WHAT IS NEEDED
Locate every line that holds the string "settlement" and copy it.
______
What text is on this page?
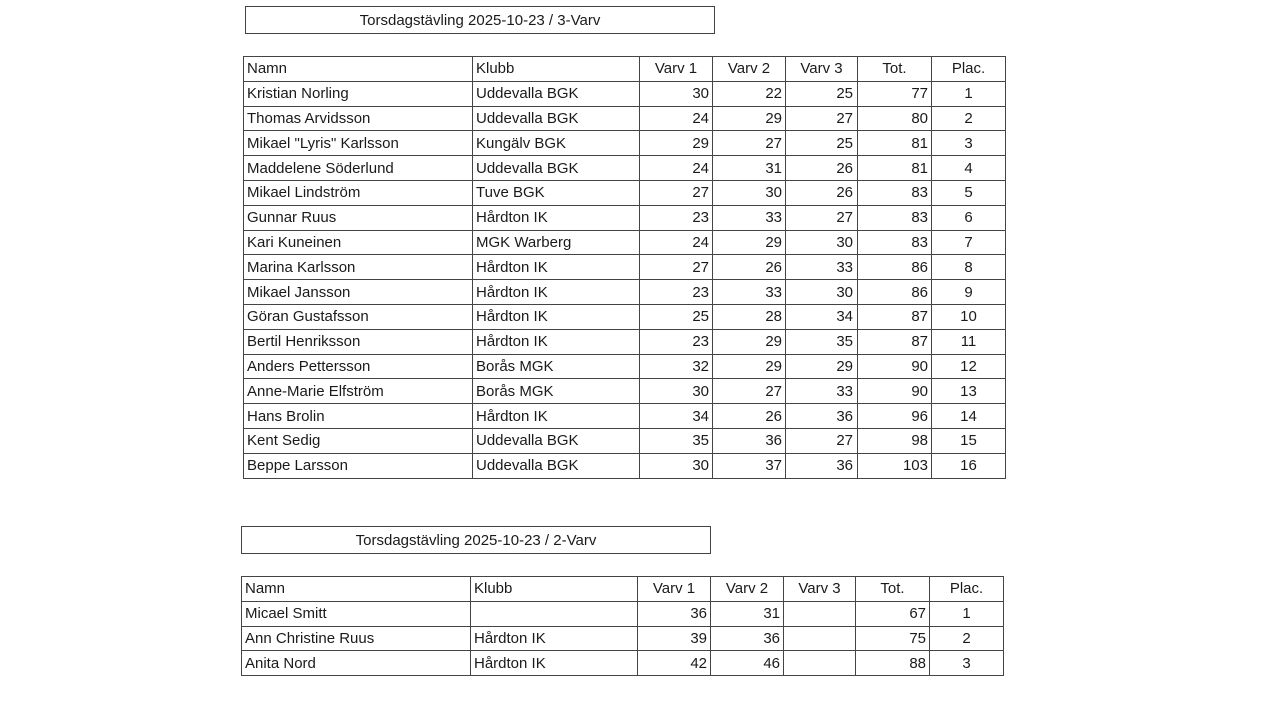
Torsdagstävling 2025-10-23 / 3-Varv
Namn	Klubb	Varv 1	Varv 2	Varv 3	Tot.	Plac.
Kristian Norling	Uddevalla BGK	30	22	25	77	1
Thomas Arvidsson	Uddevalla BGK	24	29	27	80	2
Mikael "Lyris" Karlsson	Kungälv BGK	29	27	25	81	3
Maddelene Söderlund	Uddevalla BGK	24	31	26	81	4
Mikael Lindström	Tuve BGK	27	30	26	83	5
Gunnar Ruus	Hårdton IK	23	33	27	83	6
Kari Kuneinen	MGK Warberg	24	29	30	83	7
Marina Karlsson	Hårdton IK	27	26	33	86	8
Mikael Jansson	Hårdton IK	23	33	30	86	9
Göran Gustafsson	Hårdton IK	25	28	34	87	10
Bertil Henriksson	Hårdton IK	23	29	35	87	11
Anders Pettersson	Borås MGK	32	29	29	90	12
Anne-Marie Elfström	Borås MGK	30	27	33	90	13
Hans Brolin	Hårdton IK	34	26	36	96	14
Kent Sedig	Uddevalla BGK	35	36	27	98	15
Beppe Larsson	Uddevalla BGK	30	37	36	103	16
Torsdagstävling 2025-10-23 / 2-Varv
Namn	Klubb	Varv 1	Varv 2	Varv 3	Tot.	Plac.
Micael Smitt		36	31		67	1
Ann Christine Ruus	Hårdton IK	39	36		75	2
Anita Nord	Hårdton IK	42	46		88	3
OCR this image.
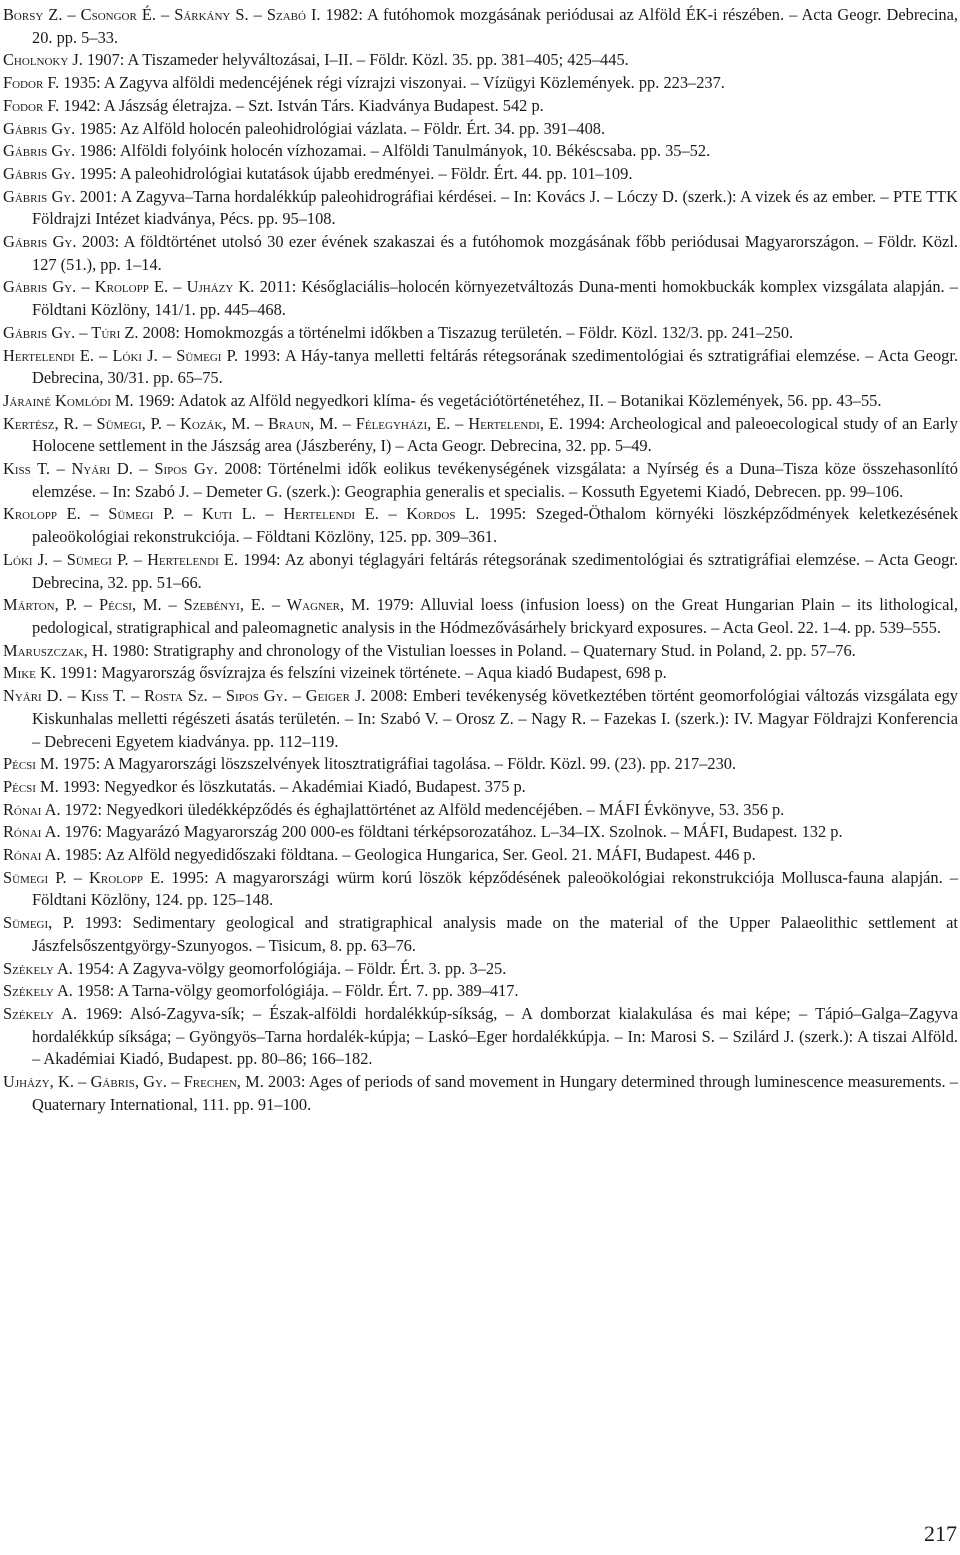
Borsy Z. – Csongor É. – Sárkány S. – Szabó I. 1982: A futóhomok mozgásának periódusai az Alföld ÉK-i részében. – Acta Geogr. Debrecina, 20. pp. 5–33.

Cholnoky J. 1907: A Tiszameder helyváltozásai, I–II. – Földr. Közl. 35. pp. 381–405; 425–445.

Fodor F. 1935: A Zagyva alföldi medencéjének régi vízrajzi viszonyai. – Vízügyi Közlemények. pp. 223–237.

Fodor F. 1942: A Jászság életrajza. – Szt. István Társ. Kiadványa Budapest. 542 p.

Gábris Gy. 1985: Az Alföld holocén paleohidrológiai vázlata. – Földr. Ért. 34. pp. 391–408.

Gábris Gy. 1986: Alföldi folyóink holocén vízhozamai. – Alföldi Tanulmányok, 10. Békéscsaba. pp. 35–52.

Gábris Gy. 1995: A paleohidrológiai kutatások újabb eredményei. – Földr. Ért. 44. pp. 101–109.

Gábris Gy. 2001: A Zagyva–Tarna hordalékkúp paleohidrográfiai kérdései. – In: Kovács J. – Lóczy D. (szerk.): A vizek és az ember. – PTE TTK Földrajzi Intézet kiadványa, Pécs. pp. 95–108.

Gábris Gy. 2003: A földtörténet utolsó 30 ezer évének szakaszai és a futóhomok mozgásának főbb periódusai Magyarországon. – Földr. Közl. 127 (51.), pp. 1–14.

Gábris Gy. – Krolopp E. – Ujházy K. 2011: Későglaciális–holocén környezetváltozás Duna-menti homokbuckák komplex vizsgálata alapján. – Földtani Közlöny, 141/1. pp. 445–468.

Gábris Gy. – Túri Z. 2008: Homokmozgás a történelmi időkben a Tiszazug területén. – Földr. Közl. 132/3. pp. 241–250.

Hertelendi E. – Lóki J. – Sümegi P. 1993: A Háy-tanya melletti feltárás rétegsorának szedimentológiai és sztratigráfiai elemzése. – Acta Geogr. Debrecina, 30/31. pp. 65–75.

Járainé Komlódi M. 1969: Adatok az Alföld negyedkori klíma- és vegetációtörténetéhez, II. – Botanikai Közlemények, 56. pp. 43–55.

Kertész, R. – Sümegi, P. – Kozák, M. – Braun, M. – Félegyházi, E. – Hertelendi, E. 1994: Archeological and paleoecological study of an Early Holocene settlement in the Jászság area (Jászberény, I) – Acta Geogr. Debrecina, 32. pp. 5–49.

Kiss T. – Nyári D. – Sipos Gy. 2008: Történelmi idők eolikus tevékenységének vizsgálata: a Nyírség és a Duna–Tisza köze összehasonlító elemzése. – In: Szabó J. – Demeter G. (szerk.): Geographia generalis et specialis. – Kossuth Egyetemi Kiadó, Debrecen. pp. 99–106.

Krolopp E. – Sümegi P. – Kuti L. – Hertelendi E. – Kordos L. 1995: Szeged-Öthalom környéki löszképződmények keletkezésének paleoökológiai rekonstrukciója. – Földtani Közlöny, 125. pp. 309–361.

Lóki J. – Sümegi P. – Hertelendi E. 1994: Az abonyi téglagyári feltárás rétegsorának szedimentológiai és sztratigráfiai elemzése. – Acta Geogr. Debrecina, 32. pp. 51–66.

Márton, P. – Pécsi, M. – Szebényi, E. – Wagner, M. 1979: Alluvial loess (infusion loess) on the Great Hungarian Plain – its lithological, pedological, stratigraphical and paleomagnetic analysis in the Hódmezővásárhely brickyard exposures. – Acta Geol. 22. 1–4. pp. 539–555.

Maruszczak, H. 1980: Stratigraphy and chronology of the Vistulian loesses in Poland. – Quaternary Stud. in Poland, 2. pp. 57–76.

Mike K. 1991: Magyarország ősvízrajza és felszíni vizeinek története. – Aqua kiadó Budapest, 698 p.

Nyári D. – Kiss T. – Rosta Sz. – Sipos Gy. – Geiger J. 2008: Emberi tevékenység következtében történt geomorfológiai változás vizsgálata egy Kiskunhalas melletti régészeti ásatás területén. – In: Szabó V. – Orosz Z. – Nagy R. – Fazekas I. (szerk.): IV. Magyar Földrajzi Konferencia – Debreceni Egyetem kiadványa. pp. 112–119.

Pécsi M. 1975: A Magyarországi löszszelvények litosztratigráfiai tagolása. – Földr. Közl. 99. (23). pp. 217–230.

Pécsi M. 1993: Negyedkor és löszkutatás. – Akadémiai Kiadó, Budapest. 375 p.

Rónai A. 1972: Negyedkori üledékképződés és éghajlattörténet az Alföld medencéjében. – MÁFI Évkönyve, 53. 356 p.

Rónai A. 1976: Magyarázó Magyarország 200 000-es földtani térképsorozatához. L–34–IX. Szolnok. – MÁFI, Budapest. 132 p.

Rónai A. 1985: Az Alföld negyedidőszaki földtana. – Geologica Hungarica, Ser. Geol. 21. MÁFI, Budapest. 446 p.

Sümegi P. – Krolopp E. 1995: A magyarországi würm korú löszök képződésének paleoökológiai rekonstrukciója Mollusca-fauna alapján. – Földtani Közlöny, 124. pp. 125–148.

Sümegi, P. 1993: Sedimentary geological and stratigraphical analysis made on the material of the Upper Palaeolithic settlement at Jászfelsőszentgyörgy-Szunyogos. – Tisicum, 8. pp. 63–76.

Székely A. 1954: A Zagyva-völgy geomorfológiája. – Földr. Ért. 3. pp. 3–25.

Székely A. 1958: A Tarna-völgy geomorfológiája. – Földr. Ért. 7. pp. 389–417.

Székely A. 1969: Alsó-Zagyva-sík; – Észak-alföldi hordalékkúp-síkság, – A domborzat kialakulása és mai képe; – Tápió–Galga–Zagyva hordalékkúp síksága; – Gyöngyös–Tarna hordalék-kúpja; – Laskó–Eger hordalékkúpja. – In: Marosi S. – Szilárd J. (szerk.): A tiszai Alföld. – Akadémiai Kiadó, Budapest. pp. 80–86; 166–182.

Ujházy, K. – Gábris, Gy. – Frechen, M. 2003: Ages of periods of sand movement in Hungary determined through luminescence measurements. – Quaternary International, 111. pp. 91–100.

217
______
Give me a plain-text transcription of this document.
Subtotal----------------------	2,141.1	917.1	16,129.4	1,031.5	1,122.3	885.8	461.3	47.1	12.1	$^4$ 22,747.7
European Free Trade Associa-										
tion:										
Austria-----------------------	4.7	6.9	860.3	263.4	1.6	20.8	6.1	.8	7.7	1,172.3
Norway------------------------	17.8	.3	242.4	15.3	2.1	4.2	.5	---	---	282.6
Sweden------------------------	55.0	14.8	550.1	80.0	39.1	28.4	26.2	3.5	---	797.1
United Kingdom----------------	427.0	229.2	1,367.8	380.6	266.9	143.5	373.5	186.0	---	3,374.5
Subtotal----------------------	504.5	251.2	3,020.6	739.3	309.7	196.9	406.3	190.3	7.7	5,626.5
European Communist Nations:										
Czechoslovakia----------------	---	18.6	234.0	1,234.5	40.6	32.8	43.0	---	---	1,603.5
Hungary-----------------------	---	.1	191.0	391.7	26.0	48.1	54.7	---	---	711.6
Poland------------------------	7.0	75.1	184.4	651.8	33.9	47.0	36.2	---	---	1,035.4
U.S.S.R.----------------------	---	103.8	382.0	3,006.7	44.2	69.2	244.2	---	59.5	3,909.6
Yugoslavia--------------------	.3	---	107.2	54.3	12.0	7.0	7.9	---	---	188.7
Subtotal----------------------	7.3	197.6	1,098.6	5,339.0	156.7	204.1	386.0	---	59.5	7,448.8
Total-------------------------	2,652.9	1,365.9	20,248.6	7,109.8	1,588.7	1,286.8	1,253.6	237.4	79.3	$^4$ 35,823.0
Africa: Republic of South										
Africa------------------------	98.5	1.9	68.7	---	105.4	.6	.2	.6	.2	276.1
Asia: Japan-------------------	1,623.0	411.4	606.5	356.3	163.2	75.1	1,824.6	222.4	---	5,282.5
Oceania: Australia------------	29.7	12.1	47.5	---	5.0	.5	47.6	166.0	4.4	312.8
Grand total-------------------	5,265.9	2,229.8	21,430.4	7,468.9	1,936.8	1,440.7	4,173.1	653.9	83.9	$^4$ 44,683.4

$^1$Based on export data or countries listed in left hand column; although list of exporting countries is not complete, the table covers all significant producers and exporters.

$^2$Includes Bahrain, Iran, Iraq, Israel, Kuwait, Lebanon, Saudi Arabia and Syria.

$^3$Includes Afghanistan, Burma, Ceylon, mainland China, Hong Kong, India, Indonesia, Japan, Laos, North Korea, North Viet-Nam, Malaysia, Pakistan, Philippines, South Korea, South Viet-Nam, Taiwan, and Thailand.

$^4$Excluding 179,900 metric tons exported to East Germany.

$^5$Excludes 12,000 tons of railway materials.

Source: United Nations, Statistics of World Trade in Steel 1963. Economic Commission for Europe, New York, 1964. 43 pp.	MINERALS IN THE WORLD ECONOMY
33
______
EXERCISE OUTPUT
Kertész, R. – Sümegi, P. – Kozák, M. – Braun, M. – Félegyházi, E. – Hertelendi, E. 1994: Archeological and paleoecological study of an Early Holocene settlement in the Jászság area (Jászberény, I) – Acta Geogr. Debrecina, 32. pp. 5–49.
Sümegi, P. 1993: Sedimentary geological and stratigraphical analysis made on the material of the Upper Palaeolithic settlement at Jászfelsőszentgyörgy-Szunyogos. – Tisicum, 8. pp. 63–76.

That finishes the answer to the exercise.